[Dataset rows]
>>>
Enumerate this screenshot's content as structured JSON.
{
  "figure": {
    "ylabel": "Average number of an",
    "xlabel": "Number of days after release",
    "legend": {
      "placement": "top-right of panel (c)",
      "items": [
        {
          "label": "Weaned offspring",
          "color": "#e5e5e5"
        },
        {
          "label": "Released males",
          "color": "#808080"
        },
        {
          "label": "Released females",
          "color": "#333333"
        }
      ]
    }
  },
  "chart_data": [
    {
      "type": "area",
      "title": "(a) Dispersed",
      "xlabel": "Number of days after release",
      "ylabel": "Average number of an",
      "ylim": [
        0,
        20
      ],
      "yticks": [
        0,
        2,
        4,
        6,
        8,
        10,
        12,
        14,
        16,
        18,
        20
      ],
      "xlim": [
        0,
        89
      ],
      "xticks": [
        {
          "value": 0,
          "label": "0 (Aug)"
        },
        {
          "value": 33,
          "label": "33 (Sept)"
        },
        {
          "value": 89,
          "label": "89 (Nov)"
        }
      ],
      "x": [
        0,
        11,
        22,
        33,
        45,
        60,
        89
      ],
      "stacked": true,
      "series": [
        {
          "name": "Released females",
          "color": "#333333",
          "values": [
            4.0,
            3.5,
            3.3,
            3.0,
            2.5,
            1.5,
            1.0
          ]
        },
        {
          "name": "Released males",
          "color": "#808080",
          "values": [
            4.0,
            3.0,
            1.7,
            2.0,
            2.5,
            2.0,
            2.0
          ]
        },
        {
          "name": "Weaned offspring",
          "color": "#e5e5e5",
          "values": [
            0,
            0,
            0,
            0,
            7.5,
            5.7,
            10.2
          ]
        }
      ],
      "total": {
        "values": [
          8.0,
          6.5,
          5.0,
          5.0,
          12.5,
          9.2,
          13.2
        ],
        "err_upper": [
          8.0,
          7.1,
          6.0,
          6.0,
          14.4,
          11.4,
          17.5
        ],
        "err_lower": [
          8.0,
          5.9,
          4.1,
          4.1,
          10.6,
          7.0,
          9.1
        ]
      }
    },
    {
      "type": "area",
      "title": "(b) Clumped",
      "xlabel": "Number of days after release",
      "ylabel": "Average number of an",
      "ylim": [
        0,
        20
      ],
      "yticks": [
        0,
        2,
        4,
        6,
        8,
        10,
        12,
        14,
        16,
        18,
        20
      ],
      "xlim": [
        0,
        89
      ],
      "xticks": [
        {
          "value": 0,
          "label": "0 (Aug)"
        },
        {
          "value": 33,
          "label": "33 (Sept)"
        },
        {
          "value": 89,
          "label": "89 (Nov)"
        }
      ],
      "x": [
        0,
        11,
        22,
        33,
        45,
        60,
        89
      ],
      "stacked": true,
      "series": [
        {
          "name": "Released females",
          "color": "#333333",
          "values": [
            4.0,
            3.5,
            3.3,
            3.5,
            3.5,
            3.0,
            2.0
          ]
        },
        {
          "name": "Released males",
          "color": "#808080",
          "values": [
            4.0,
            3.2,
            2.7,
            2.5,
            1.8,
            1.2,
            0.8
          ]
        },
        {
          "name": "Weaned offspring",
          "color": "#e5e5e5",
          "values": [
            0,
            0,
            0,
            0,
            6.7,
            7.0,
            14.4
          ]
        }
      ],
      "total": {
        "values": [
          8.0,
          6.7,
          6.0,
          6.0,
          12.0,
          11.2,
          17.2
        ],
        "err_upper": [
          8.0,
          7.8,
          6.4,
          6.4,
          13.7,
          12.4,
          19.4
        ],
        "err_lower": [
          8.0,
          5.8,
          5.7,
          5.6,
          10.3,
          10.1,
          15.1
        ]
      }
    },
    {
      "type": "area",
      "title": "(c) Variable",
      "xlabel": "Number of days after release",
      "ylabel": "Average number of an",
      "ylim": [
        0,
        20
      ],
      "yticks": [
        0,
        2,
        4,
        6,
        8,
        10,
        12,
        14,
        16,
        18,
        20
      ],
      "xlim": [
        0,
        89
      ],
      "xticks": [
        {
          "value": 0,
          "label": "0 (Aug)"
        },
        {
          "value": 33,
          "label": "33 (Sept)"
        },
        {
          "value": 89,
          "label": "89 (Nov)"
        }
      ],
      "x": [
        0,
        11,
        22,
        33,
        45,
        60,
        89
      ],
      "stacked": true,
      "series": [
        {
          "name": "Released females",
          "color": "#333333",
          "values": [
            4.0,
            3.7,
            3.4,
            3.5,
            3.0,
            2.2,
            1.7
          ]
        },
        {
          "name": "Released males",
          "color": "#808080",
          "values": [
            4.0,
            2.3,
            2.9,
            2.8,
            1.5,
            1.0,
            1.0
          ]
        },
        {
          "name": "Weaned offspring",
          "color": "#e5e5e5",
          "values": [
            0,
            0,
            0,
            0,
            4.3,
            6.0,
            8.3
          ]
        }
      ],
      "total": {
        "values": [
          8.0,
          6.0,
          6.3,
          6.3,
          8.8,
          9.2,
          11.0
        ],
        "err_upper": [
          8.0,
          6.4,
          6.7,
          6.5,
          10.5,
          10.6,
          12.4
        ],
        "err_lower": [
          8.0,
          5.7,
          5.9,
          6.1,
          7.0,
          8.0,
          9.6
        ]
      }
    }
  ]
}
<<<
>>>
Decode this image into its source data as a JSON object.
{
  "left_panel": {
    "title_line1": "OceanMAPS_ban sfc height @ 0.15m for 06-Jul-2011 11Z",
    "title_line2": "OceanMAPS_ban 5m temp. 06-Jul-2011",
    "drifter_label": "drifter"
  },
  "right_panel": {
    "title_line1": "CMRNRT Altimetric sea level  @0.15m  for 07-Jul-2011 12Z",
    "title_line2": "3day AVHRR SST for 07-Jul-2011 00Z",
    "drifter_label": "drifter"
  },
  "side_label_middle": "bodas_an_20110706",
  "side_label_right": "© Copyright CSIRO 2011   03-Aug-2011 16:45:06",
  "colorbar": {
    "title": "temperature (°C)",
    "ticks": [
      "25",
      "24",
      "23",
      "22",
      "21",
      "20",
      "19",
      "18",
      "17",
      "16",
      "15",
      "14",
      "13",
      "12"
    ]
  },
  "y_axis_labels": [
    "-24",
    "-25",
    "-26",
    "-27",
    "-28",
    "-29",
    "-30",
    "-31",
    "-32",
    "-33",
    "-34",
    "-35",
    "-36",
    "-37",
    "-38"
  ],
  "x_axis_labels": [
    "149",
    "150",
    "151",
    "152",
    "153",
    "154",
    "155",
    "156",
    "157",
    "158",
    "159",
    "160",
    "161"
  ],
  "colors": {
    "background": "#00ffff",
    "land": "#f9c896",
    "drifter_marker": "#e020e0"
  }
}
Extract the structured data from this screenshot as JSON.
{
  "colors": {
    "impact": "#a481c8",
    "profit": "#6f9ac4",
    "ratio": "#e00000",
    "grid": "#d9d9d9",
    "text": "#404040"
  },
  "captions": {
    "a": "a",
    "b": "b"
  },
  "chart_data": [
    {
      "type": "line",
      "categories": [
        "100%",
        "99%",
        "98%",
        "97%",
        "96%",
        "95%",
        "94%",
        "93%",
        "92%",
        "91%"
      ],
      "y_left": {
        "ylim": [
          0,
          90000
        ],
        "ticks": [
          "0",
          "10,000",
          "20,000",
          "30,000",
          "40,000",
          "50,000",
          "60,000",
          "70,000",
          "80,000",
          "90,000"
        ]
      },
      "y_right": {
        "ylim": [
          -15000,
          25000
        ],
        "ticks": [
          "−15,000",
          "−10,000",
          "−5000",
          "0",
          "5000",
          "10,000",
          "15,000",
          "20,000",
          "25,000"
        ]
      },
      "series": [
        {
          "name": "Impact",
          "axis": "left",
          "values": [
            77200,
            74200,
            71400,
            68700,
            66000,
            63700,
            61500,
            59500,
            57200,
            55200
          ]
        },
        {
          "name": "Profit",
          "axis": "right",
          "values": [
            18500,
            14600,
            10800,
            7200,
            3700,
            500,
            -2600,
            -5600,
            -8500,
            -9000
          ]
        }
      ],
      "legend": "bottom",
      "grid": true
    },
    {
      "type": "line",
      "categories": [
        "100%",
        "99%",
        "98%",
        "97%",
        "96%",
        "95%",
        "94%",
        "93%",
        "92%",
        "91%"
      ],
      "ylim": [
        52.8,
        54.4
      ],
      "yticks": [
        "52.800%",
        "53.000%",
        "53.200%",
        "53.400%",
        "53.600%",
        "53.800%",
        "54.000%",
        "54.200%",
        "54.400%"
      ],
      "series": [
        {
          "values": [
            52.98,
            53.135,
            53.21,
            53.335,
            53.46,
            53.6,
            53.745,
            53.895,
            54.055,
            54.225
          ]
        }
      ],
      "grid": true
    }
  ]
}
<<<
>>>
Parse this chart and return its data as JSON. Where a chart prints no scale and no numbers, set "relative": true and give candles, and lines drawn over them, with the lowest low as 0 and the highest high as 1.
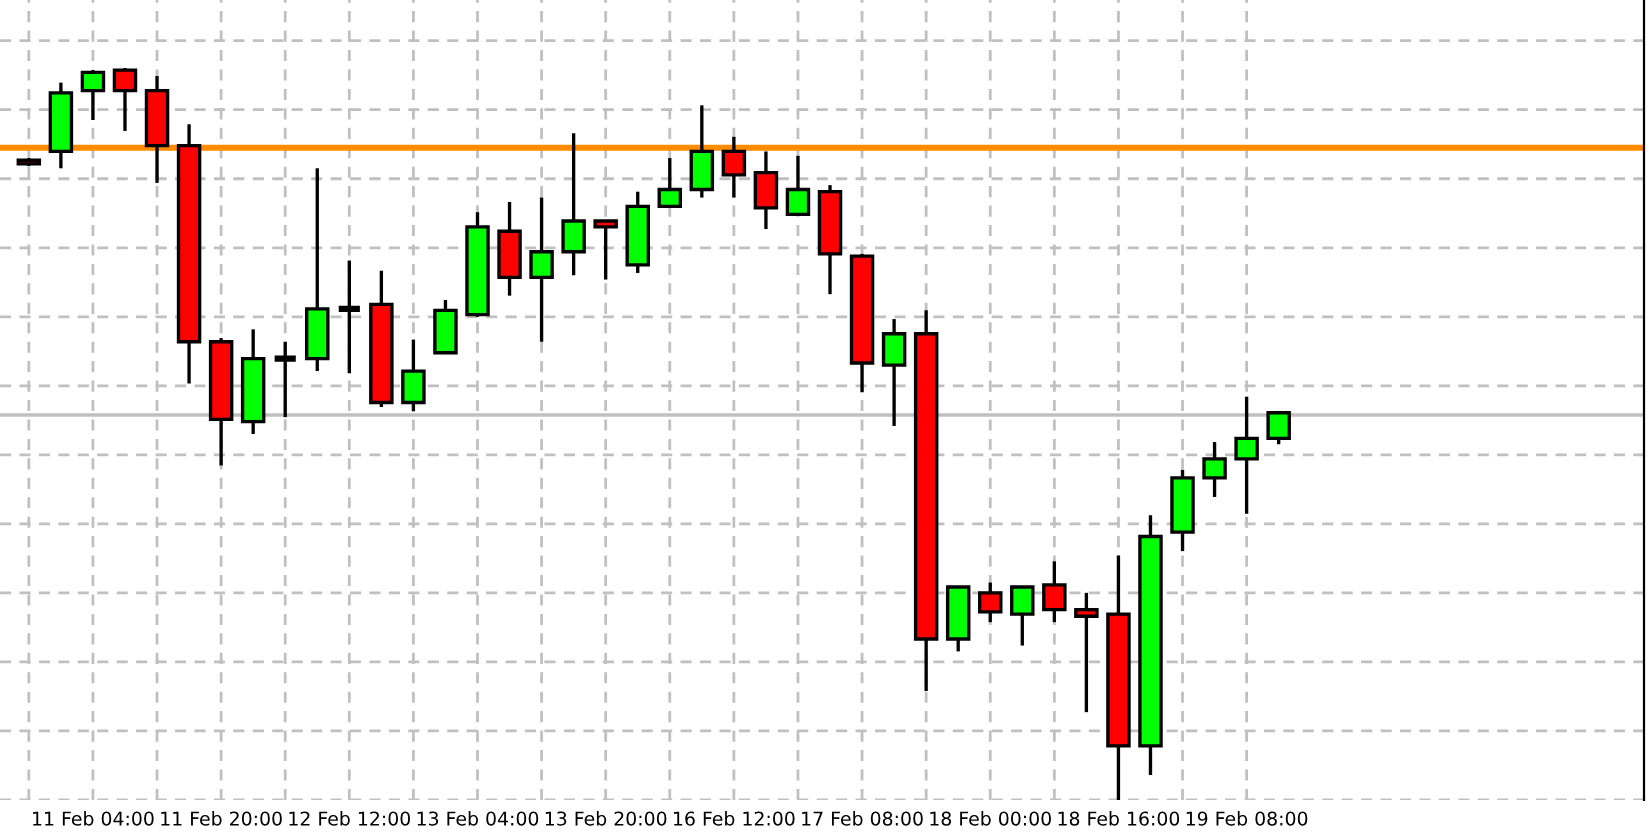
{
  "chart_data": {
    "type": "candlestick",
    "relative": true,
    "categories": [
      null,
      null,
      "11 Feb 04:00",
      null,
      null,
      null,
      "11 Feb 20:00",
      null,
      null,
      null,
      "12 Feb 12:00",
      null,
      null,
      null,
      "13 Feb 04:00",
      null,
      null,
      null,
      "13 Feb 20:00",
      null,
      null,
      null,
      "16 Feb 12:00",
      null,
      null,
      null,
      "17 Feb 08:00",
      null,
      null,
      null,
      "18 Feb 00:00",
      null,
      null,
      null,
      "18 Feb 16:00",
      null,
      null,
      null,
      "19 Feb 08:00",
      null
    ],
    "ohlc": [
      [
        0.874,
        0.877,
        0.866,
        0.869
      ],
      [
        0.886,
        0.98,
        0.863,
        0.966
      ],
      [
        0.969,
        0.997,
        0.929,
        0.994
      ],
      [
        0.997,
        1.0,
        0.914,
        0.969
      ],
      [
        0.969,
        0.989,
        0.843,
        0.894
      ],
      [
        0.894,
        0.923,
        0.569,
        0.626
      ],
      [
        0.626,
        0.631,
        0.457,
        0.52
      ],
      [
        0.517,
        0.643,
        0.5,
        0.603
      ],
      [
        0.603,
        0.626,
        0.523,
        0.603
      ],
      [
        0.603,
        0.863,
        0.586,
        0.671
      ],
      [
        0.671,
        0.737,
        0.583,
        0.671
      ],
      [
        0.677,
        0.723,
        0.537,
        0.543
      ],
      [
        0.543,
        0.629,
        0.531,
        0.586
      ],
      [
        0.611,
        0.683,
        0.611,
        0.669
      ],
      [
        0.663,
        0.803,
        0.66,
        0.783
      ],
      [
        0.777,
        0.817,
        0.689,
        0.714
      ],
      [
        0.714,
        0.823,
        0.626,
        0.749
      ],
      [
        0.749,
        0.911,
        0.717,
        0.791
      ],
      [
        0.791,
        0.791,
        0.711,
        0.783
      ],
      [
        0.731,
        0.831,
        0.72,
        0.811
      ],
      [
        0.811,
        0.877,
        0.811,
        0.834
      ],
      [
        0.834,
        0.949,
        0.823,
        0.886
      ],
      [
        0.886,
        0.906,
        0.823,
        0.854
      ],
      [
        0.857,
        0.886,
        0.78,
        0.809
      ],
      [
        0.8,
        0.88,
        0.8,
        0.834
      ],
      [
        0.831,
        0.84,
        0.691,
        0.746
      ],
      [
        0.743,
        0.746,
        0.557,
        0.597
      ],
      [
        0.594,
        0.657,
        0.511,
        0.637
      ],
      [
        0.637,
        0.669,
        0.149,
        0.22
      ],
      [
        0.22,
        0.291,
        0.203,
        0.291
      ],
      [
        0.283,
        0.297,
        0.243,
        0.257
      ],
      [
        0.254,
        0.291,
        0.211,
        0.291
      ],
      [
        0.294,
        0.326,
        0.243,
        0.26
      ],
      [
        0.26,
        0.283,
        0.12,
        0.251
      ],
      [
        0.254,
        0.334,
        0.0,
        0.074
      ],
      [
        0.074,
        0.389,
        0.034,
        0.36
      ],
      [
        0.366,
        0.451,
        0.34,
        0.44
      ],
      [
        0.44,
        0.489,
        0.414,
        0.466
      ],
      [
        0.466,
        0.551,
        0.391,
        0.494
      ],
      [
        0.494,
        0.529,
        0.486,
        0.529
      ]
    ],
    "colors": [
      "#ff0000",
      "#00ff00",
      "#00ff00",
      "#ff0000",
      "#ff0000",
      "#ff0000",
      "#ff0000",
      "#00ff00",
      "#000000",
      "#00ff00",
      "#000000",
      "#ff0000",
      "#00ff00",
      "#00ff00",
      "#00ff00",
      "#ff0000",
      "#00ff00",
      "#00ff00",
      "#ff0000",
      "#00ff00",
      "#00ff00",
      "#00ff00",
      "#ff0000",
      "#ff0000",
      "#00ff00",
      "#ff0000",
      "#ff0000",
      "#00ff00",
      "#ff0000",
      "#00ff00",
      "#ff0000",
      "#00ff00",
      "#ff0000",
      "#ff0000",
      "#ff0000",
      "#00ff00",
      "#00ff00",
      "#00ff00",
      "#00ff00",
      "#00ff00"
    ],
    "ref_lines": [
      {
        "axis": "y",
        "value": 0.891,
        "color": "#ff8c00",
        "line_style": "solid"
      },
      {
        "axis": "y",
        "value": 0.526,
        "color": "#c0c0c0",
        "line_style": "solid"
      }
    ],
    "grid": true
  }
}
<<<
▶ **Stated task**: Copy every line above that includes the string "grid".

▶ **Solution to this exercise**:
    "grid": "#d9d9d9",
      "grid": true
      "grid": true
    "grid": true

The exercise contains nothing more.